DO THIS » Look through the data for the string "text". Copy every line where it is found.

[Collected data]
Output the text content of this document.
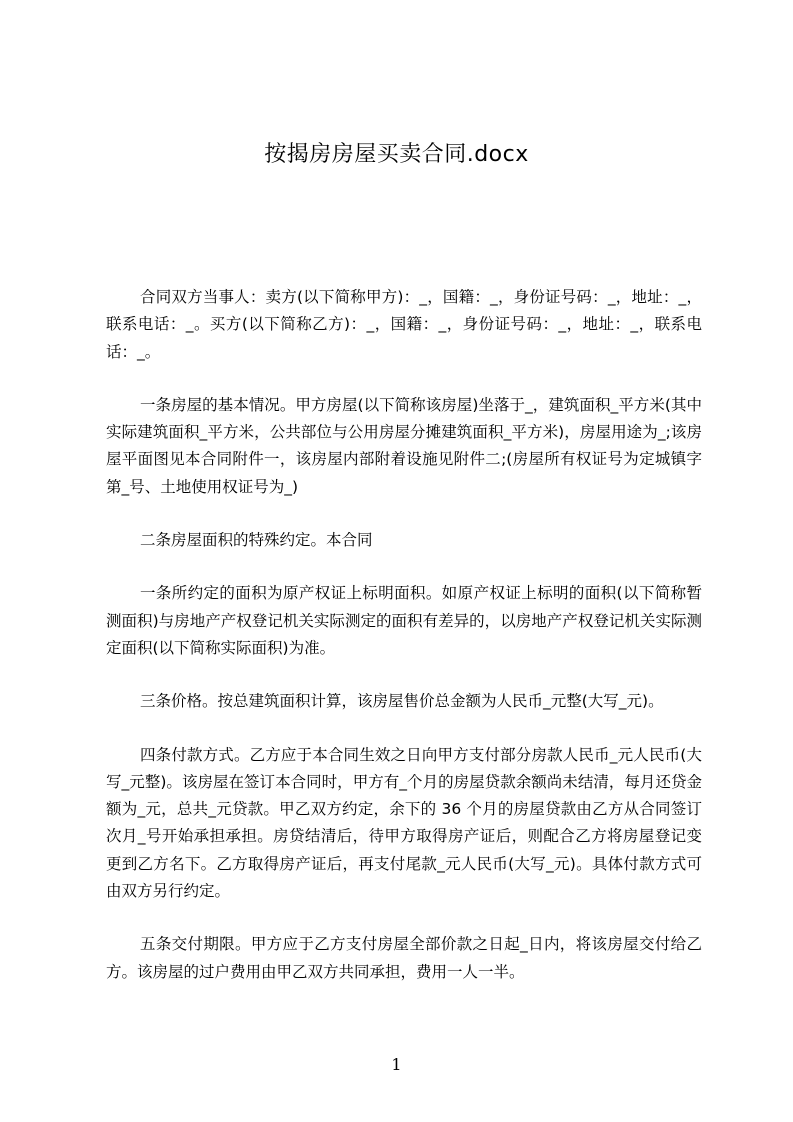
按揭房房屋买卖合同.docx

合同双方当事人：卖方(以下简称甲方)：_，国籍：_，身份证号码：_，地址：_，联系电话：_。买方(以下简称乙方)：_，国籍：_，身份证号码：_，地址：_，联系电话：_。

一条房屋的基本情况。甲方房屋(以下简称该房屋)坐落于_，建筑面积_平方米(其中实际建筑面积_平方米，公共部位与公用房屋分摊建筑面积_平方米)，房屋用途为_;该房屋平面图见本合同附件一，该房屋内部附着设施见附件二;(房屋所有权证号为定城镇字第_号、土地使用权证号为_)

二条房屋面积的特殊约定。本合同

一条所约定的面积为原产权证上标明面积。如原产权证上标明的面积(以下简称暂测面积)与房地产产权登记机关实际测定的面积有差异的，以房地产产权登记机关实际测定面积(以下简称实际面积)为准。

三条价格。按总建筑面积计算，该房屋售价总金额为人民币_元整(大写_元)。

四条付款方式。乙方应于本合同生效之日向甲方支付部分房款人民币_元人民币(大写_元整)。该房屋在签订本合同时，甲方有_个月的房屋贷款余额尚未结清，每月还贷金额为_元，总共_元贷款。甲乙双方约定，余下的 36 个月的房屋贷款由乙方从合同签订次月_号开始承担承担。房贷结清后，待甲方取得房产证后，则配合乙方将房屋登记变更到乙方名下。乙方取得房产证后，再支付尾款_元人民币(大写_元)。具体付款方式可由双方另行约定。

五条交付期限。甲方应于乙方支付房屋全部价款之日起_日内，将该房屋交付给乙方。该房屋的过户费用由甲乙双方共同承担，费用一人一半。

1
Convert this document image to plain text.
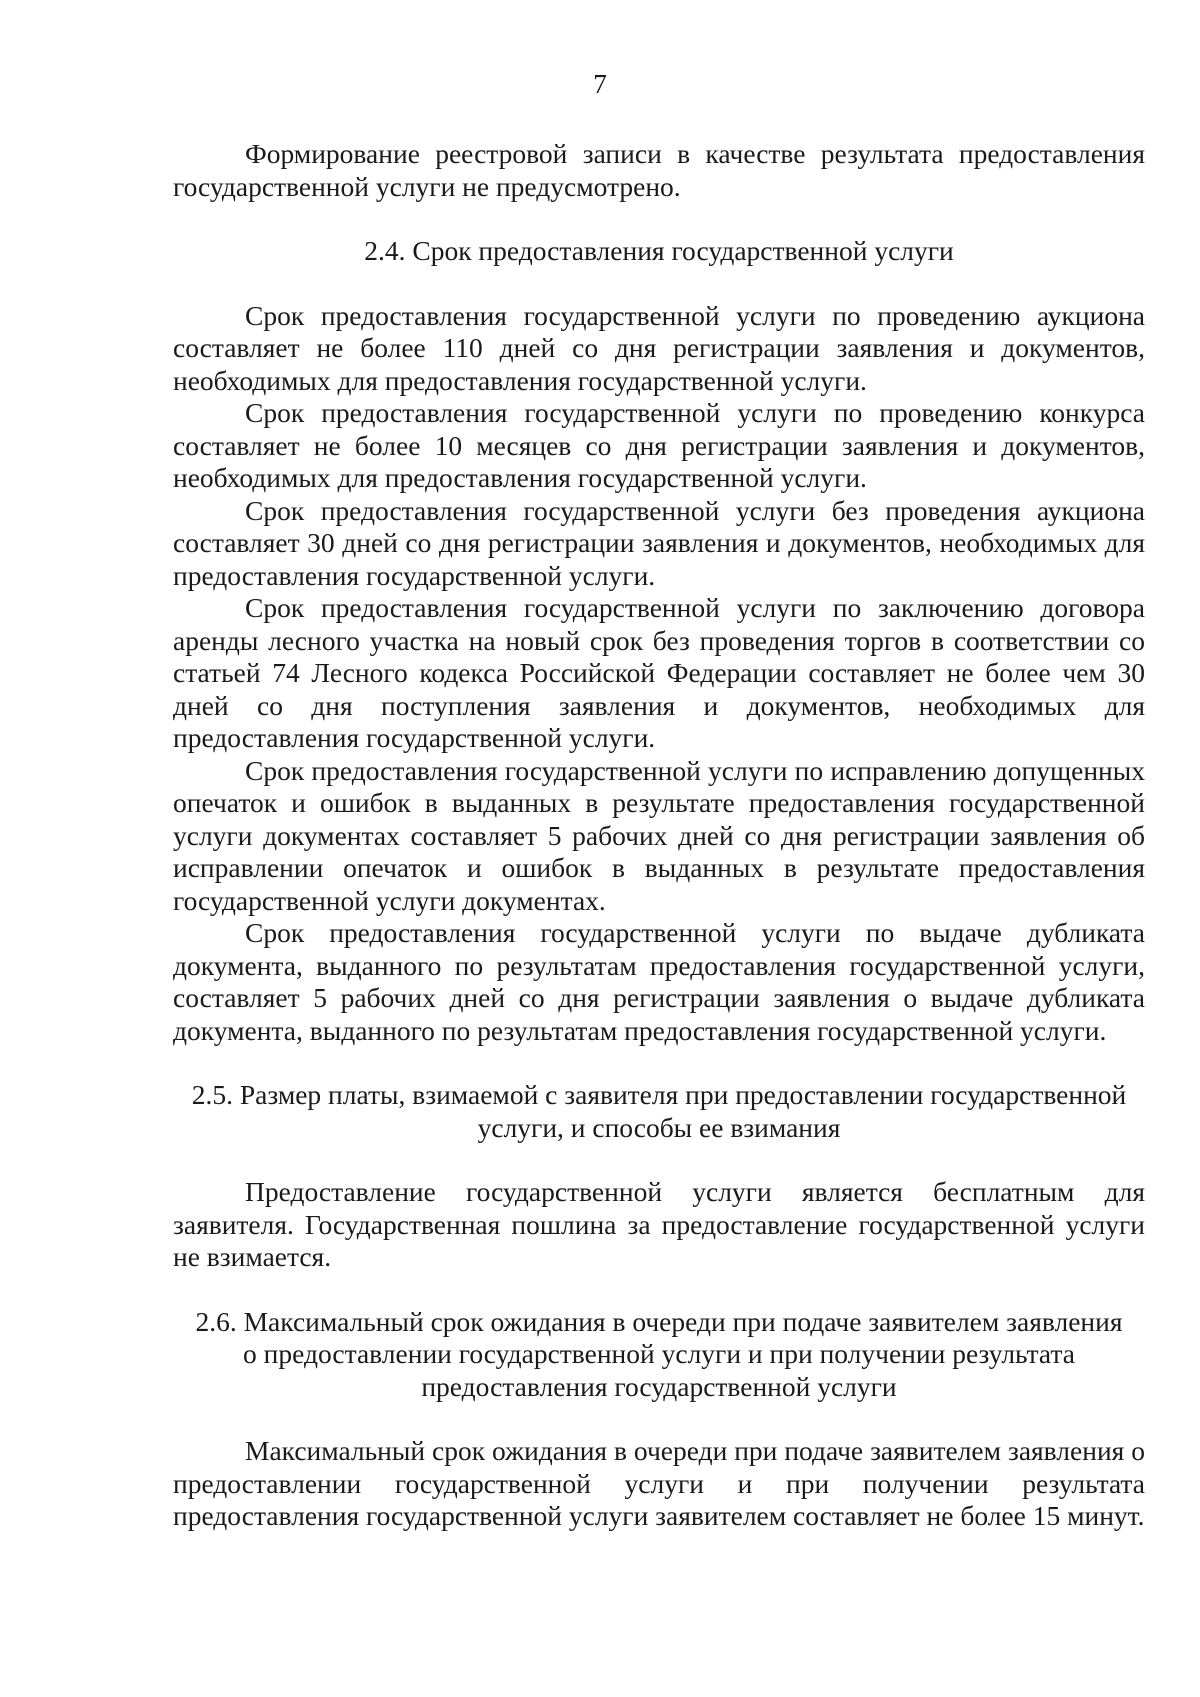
7

Формирование реестровой записи в качестве результата предоставления государственной услуги не предусмотрено.

2.4. Срок предоставления государственной услуги

Срок предоставления государственной услуги по проведению аукциона составляет не более 110 дней со дня регистрации заявления и документов, необходимых для предоставления государственной услуги.

Срок предоставления государственной услуги по проведению конкурса составляет не более 10 месяцев со дня регистрации заявления и документов, необходимых для предоставления государственной услуги.

Срок предоставления государственной услуги без проведения аукциона составляет 30 дней со дня регистрации заявления и документов, необходимых для предоставления государственной услуги.

Срок предоставления государственной услуги по заключению договора аренды лесного участка на новый срок без проведения торгов в соответствии со статьей 74 Лесного кодекса Российской Федерации составляет не более чем 30 дней со дня поступления заявления и документов, необходимых для предоставления государственной услуги.

Срок предоставления государственной услуги по исправлению допущенных опечаток и ошибок в выданных в результате предоставления государственной услуги документах составляет 5 рабочих дней со дня регистрации заявления об исправлении опечаток и ошибок в выданных в результате предоставления государственной услуги документах.

Срок предоставления государственной услуги по выдаче дубликата документа, выданного по результатам предоставления государственной услуги, составляет 5 рабочих дней со дня регистрации заявления о выдаче дубликата документа, выданного по результатам предоставления государственной услуги.

2.5. Размер платы, взимаемой с заявителя при предоставлении государственной

услуги, и способы ее взимания

Предоставление государственной услуги является бесплатным для заявителя. Государственная пошлина за предоставление государственной услуги не взимается.

2.6. Максимальный срок ожидания в очереди при подаче заявителем заявления

о предоставлении государственной услуги и при получении результата

предоставления государственной услуги

Максимальный срок ожидания в очереди при подаче заявителем заявления о предоставлении государственной услуги и при получении результата предоставления государственной услуги заявителем составляет не более 15 минут.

SOLUTION TO THE EXERCISE »
Output the text content of this document.
Convert this document image to plain text.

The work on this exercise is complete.